• **Required work**:
Check every line below for the string "декабря", and copy the lines that contain it.

Some records:
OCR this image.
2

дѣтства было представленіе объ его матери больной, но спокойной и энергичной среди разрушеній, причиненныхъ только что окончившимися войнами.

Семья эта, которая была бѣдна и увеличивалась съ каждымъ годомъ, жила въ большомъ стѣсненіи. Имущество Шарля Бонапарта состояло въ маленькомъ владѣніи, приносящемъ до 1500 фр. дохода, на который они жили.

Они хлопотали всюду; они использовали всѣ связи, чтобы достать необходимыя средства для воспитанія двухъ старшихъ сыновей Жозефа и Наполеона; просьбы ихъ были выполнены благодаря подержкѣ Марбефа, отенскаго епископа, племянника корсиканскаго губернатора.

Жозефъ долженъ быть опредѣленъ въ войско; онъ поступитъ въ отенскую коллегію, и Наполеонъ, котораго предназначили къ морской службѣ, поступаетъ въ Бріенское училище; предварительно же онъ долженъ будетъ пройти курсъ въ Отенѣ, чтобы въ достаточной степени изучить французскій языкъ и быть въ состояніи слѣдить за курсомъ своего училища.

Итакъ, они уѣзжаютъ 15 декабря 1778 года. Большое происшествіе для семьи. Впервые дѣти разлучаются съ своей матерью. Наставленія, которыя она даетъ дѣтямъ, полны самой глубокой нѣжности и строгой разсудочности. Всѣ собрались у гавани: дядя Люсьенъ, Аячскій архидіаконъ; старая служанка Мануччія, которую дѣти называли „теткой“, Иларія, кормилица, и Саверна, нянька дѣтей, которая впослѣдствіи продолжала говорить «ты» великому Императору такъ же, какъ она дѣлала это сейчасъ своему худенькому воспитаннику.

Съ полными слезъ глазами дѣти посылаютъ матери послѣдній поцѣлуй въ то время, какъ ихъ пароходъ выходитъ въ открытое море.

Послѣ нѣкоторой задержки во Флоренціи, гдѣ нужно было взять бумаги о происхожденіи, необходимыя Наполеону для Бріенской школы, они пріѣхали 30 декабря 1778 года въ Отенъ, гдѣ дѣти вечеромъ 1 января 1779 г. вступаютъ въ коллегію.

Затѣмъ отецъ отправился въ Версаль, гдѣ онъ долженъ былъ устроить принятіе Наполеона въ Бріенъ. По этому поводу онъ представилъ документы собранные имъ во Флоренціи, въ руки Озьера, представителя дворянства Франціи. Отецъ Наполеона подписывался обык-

• **Written reply**:
Итакъ, они уѣзжаютъ 15 декабря 1778 года. Большое происшествіе для семьи. Впервые дѣти разлучаются съ своей матерью. Наставленія, которыя она даетъ дѣтямъ, полны самой глубокой нѣжности и строгой разсудочности. Всѣ собрались у гавани: дядя Люсьенъ, Аячскій архидіаконъ; старая служанка Мануччія, которую дѣти называли „теткой“, Иларія, кормилица, и Саверна, нянька дѣтей, которая впослѣдствіи продолжала говорить «ты» великому Императору такъ же, какъ она дѣлала это сейчасъ своему худенькому воспитаннику.
Послѣ нѣкоторой задержки во Флоренціи, гдѣ нужно было взять бумаги о происхожденіи, необходимыя Наполеону для Бріенской школы, они пріѣхали 30 декабря 1778 года въ Отенъ, гдѣ дѣти вечеромъ 1 января 1779 г. вступаютъ въ коллегію.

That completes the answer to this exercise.